▸ Data section:
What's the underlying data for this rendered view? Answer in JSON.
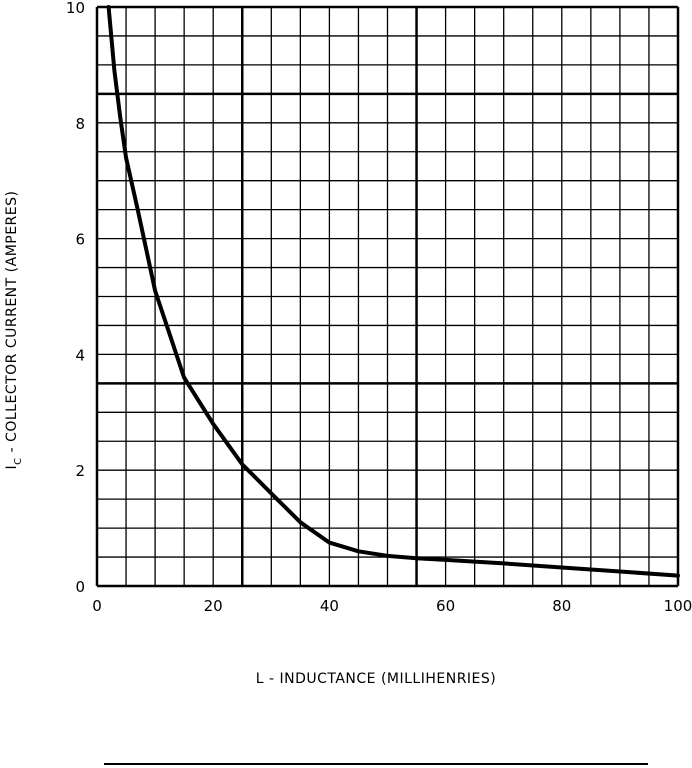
{
  "chart_data": {
    "type": "line",
    "xlabel": "L - INDUCTANCE (MILLIHENRIES)",
    "ylabel_main": "I",
    "ylabel_sub": "C",
    "ylabel_rest": " - COLLECTOR CURRENT (AMPERES)",
    "xlim": [
      0,
      100
    ],
    "ylim": [
      0,
      10
    ],
    "x_ticks": [
      0,
      20,
      40,
      60,
      80,
      100
    ],
    "y_ticks": [
      0,
      2,
      4,
      6,
      8,
      10
    ],
    "x_tick_labels": [
      "0",
      "20",
      "40",
      "60",
      "80",
      "100"
    ],
    "y_tick_labels": [
      "0",
      "2",
      "4",
      "6",
      "8",
      "10"
    ],
    "grid": true,
    "series": [
      {
        "x": [
          2,
          3,
          4,
          5,
          7,
          10,
          12,
          15,
          20,
          25,
          30,
          35,
          40,
          45,
          50,
          55,
          60,
          70,
          80,
          90,
          100
        ],
        "y": [
          10,
          8.9,
          8.1,
          7.4,
          6.5,
          5.1,
          4.5,
          3.6,
          2.8,
          2.1,
          1.6,
          1.1,
          0.75,
          0.6,
          0.52,
          0.48,
          0.45,
          0.39,
          0.32,
          0.25,
          0.18
        ]
      }
    ]
  }
}
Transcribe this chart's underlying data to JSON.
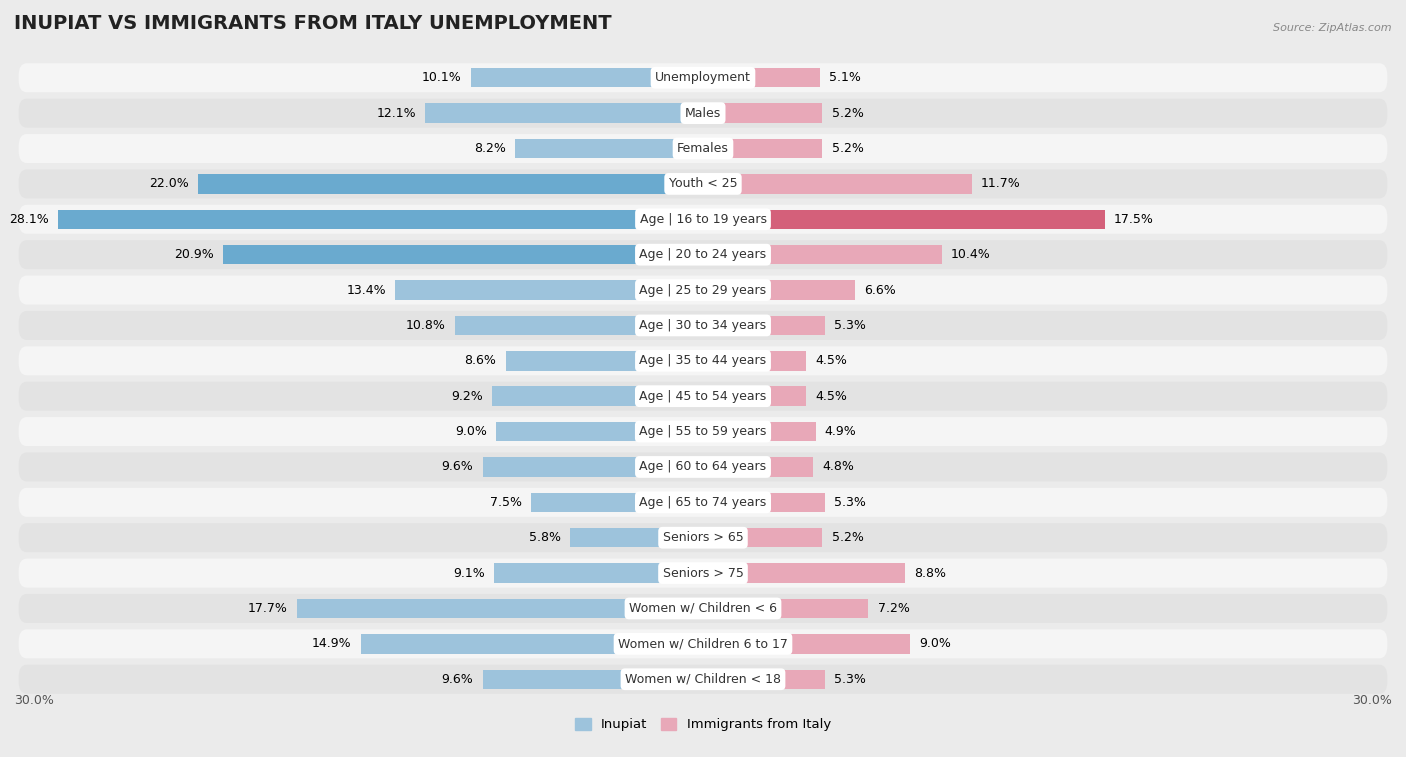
{
  "title": "Inupiat vs Immigrants from Italy Unemployment",
  "source": "Source: ZipAtlas.com",
  "categories": [
    "Unemployment",
    "Males",
    "Females",
    "Youth < 25",
    "Age | 16 to 19 years",
    "Age | 20 to 24 years",
    "Age | 25 to 29 years",
    "Age | 30 to 34 years",
    "Age | 35 to 44 years",
    "Age | 45 to 54 years",
    "Age | 55 to 59 years",
    "Age | 60 to 64 years",
    "Age | 65 to 74 years",
    "Seniors > 65",
    "Seniors > 75",
    "Women w/ Children < 6",
    "Women w/ Children 6 to 17",
    "Women w/ Children < 18"
  ],
  "inupiat": [
    10.1,
    12.1,
    8.2,
    22.0,
    28.1,
    20.9,
    13.4,
    10.8,
    8.6,
    9.2,
    9.0,
    9.6,
    7.5,
    5.8,
    9.1,
    17.7,
    14.9,
    9.6
  ],
  "italy": [
    5.1,
    5.2,
    5.2,
    11.7,
    17.5,
    10.4,
    6.6,
    5.3,
    4.5,
    4.5,
    4.9,
    4.8,
    5.3,
    5.2,
    8.8,
    7.2,
    9.0,
    5.3
  ],
  "inupiat_color": "#9dc3dc",
  "italy_color": "#e8a8b8",
  "inupiat_dark_color": "#6aaacf",
  "italy_dark_color": "#d4607a",
  "max_val": 30.0,
  "bg_color": "#ebebeb",
  "row_light_color": "#f5f5f5",
  "row_dark_color": "#e3e3e3",
  "legend_inupiat": "Inupiat",
  "legend_italy": "Immigrants from Italy",
  "title_fontsize": 14,
  "label_fontsize": 9,
  "cat_fontsize": 9
}
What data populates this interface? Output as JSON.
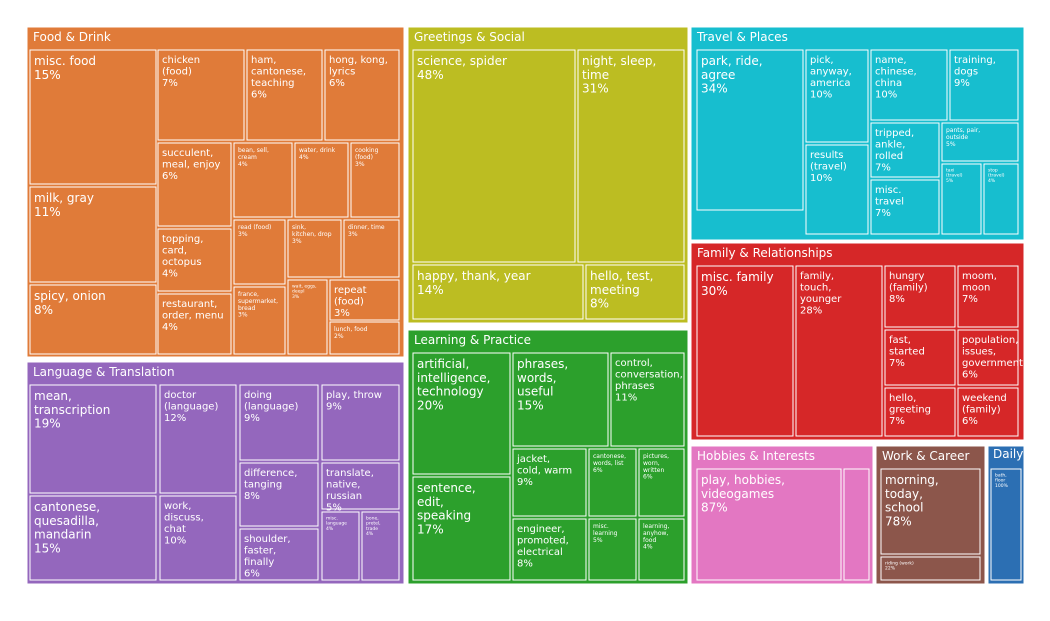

▸ Written instruction: Exactly how many lines of the material contain the word "JSON"? Write the number alone.

▸ Response for this exercise: 3